• Data provided

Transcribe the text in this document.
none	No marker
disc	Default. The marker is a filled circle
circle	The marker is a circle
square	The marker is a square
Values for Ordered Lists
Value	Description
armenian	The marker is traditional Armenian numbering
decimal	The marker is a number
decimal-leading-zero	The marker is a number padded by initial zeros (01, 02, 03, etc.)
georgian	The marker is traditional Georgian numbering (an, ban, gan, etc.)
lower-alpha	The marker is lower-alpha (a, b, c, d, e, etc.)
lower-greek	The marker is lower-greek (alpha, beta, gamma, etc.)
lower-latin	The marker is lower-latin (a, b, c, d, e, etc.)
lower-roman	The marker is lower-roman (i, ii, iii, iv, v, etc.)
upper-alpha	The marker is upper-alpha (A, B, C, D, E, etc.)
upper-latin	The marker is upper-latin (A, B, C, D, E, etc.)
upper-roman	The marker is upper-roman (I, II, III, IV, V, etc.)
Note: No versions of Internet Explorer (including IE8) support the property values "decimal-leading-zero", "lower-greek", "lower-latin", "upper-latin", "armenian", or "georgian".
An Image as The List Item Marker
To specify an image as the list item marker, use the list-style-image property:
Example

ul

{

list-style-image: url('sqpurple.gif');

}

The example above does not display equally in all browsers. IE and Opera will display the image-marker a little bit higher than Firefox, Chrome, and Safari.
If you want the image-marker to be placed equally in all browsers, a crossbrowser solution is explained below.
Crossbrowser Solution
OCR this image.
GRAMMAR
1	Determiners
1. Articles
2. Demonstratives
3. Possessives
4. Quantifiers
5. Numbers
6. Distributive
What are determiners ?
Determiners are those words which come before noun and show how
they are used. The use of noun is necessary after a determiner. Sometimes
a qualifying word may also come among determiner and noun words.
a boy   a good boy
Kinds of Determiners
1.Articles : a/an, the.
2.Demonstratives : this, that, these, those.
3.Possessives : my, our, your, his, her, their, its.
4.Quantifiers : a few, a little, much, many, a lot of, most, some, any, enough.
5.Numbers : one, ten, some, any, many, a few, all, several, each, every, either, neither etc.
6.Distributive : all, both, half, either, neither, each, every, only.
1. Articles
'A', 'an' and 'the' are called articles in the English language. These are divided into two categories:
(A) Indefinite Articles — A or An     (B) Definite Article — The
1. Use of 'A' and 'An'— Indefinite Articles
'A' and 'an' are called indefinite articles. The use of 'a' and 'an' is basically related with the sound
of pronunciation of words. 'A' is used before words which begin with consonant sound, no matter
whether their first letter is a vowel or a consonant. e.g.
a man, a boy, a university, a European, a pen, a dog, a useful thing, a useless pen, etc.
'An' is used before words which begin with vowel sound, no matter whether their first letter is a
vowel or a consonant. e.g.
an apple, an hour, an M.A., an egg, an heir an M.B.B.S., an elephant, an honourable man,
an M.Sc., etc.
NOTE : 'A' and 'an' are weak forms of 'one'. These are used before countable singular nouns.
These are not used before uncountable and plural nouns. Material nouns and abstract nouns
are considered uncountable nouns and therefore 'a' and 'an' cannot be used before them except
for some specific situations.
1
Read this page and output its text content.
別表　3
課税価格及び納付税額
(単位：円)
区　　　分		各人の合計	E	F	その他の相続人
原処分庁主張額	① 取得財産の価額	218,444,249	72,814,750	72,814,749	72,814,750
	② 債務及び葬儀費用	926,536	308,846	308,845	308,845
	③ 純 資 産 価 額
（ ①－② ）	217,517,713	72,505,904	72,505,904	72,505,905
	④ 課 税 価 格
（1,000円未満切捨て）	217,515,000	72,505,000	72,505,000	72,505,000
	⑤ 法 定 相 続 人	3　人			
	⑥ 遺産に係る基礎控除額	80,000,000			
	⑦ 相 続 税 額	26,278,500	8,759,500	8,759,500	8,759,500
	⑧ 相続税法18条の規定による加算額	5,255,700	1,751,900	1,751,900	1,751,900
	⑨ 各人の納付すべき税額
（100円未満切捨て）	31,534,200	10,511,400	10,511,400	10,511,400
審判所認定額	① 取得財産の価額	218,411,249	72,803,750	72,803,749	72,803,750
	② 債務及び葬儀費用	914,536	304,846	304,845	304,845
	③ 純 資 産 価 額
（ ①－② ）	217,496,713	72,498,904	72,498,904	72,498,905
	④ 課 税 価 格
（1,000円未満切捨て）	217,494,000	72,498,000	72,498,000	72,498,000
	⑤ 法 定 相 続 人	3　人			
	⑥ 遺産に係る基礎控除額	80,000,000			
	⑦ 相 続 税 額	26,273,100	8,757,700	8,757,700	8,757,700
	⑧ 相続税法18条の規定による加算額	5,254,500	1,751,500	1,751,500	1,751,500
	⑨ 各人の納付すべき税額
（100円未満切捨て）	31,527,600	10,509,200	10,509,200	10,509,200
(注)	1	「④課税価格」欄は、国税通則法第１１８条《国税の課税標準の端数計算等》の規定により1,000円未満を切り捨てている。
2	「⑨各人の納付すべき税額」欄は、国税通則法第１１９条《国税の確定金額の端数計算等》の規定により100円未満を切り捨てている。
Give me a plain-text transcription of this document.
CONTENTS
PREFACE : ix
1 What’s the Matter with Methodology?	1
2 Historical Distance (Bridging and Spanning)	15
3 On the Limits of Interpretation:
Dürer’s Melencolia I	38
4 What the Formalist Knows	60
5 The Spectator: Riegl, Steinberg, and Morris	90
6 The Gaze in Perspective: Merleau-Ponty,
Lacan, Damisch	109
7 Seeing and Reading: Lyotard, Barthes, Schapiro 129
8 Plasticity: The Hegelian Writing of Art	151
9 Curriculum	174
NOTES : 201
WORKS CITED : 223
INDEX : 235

• Work to do
Return all of the data word for word.

• Expected output
Transcribe the text in this document.
none	No marker
disc	Default. The marker is a filled circle
circle	The marker is a circle
square	The marker is a square
Values for Ordered Lists
Value	Description
armenian	The marker is traditional Armenian numbering
decimal	The marker is a number
decimal-leading-zero	The marker is a number padded by initial zeros (01, 02, 03, etc.)
georgian	The marker is traditional Georgian numbering (an, ban, gan, etc.)
lower-alpha	The marker is lower-alpha (a, b, c, d, e, etc.)
lower-greek	The marker is lower-greek (alpha, beta, gamma, etc.)
lower-latin	The marker is lower-latin (a, b, c, d, e, etc.)
lower-roman	The marker is lower-roman (i, ii, iii, iv, v, etc.)
upper-alpha	The marker is upper-alpha (A, B, C, D, E, etc.)
upper-latin	The marker is upper-latin (A, B, C, D, E, etc.)
upper-roman	The marker is upper-roman (I, II, III, IV, V, etc.)
Note: No versions of Internet Explorer (including IE8) support the property values "decimal-leading-zero", "lower-greek", "lower-latin", "upper-latin", "armenian", or "georgian".
An Image as The List Item Marker
To specify an image as the list item marker, use the list-style-image property:
Example

ul

{

list-style-image: url('sqpurple.gif');

}

The example above does not display equally in all browsers. IE and Opera will display the image-marker a little bit higher than Firefox, Chrome, and Safari.
If you want the image-marker to be placed equally in all browsers, a crossbrowser solution is explained below.
Crossbrowser Solution
OCR this image.
GRAMMAR
1	Determiners
1. Articles
2. Demonstratives
3. Possessives
4. Quantifiers
5. Numbers
6. Distributive
What are determiners ?
Determiners are those words which come before noun and show how
they are used. The use of noun is necessary after a determiner. Sometimes
a qualifying word may also come among determiner and noun words.
a boy   a good boy
Kinds of Determiners
1.Articles : a/an, the.
2.Demonstratives : this, that, these, those.
3.Possessives : my, our, your, his, her, their, its.
4.Quantifiers : a few, a little, much, many, a lot of, most, some, any, enough.
5.Numbers : one, ten, some, any, many, a few, all, several, each, every, either, neither etc.
6.Distributive : all, both, half, either, neither, each, every, only.
1. Articles
'A', 'an' and 'the' are called articles in the English language. These are divided into two categories:
(A) Indefinite Articles — A or An     (B) Definite Article — The
1. Use of 'A' and 'An'— Indefinite Articles
'A' and 'an' are called indefinite articles. The use of 'a' and 'an' is basically related with the sound
of pronunciation of words. 'A' is used before words which begin with consonant sound, no matter
whether their first letter is a vowel or a consonant. e.g.
a man, a boy, a university, a European, a pen, a dog, a useful thing, a useless pen, etc.
'An' is used before words which begin with vowel sound, no matter whether their first letter is a
vowel or a consonant. e.g.
an apple, an hour, an M.A., an egg, an heir an M.B.B.S., an elephant, an honourable man,
an M.Sc., etc.
NOTE : 'A' and 'an' are weak forms of 'one'. These are used before countable singular nouns.
These are not used before uncountable and plural nouns. Material nouns and abstract nouns
are considered uncountable nouns and therefore 'a' and 'an' cannot be used before them except
for some specific situations.
1
Read this page and output its text content.
別表　3
課税価格及び納付税額
(単位：円)
区　　　分		各人の合計	E	F	その他の相続人
原処分庁主張額	① 取得財産の価額	218,444,249	72,814,750	72,814,749	72,814,750
	② 債務及び葬儀費用	926,536	308,846	308,845	308,845
	③ 純 資 産 価 額
（ ①－② ）	217,517,713	72,505,904	72,505,904	72,505,905
	④ 課 税 価 格
（1,000円未満切捨て）	217,515,000	72,505,000	72,505,000	72,505,000
	⑤ 法 定 相 続 人	3　人			
	⑥ 遺産に係る基礎控除額	80,000,000			
	⑦ 相 続 税 額	26,278,500	8,759,500	8,759,500	8,759,500
	⑧ 相続税法18条の規定による加算額	5,255,700	1,751,900	1,751,900	1,751,900
	⑨ 各人の納付すべき税額
（100円未満切捨て）	31,534,200	10,511,400	10,511,400	10,511,400
審判所認定額	① 取得財産の価額	218,411,249	72,803,750	72,803,749	72,803,750
	② 債務及び葬儀費用	914,536	304,846	304,845	304,845
	③ 純 資 産 価 額
（ ①－② ）	217,496,713	72,498,904	72,498,904	72,498,905
	④ 課 税 価 格
（1,000円未満切捨て）	217,494,000	72,498,000	72,498,000	72,498,000
	⑤ 法 定 相 続 人	3　人			
	⑥ 遺産に係る基礎控除額	80,000,000			
	⑦ 相 続 税 額	26,273,100	8,757,700	8,757,700	8,757,700
	⑧ 相続税法18条の規定による加算額	5,254,500	1,751,500	1,751,500	1,751,500
	⑨ 各人の納付すべき税額
（100円未満切捨て）	31,527,600	10,509,200	10,509,200	10,509,200
(注)	1	「④課税価格」欄は、国税通則法第１１８条《国税の課税標準の端数計算等》の規定により1,000円未満を切り捨てている。
2	「⑨各人の納付すべき税額」欄は、国税通則法第１１９条《国税の確定金額の端数計算等》の規定により100円未満を切り捨てている。
Give me a plain-text transcription of this document.
CONTENTS
PREFACE : ix
1 What’s the Matter with Methodology?	1
2 Historical Distance (Bridging and Spanning)	15
3 On the Limits of Interpretation:
Dürer’s Melencolia I	38
4 What the Formalist Knows	60
5 The Spectator: Riegl, Steinberg, and Morris	90
6 The Gaze in Perspective: Merleau-Ponty,
Lacan, Damisch	109
7 Seeing and Reading: Lyotard, Barthes, Schapiro 129
8 Plasticity: The Hegelian Writing of Art	151
9 Curriculum	174
NOTES : 201
WORKS CITED : 223
INDEX : 235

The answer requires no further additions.